▶ _Excerpted data_:
>>>

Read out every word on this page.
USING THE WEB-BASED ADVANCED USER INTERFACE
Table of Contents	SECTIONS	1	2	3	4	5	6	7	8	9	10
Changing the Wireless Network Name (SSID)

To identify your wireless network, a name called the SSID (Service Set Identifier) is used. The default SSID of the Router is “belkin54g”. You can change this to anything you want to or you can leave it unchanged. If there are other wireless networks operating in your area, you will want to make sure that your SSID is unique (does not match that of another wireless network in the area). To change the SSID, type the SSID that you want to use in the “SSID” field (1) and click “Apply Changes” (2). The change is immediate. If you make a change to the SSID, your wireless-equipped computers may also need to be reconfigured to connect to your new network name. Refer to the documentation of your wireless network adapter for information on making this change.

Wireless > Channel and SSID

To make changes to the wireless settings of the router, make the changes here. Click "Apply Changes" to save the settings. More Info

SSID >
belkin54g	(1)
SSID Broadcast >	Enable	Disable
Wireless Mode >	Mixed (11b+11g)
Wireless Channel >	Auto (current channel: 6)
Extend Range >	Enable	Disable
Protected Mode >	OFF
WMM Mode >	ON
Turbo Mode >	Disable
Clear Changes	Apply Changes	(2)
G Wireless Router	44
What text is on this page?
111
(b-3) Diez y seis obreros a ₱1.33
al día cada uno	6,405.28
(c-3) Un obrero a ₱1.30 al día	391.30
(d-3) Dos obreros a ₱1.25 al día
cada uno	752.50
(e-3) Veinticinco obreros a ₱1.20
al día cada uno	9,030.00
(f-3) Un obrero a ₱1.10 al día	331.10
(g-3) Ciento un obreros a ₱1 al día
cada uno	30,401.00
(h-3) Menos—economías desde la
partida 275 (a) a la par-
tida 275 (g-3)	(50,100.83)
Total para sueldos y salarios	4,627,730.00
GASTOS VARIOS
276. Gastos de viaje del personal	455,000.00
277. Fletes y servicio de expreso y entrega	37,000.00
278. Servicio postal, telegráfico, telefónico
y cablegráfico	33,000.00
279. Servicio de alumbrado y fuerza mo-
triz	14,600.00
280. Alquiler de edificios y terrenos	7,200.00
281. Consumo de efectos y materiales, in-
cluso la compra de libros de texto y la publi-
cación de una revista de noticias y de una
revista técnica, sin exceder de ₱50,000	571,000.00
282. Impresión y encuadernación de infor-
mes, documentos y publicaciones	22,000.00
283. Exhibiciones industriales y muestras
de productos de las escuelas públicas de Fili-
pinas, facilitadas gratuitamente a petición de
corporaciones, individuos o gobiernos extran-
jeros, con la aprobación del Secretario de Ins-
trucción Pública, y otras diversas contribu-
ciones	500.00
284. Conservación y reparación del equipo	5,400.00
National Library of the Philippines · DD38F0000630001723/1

<<<

▶ _Objective_:
From the listing above, collect each line in which the string "SSID" appears.

▶ _Task solution_:
Changing the Wireless Network Name (SSID)
To identify your wireless network, a name called the SSID (Service Set Identifier) is used. The default SSID of the Router is “belkin54g”. You can change this to anything you want to or you can leave it unchanged. If there are other wireless networks operating in your area, you will want to make sure that your SSID is unique (does not match that of another wireless network in the area). To change the SSID, type the SSID that you want to use in the “SSID” field (1) and click “Apply Changes” (2). The change is immediate. If you make a change to the SSID, your wireless-equipped computers may also need to be reconfigured to connect to your new network name. Refer to the documentation of your wireless network adapter for information on making this change.
Wireless > Channel and SSID
SSID >
SSID Broadcast >	Enable	Disable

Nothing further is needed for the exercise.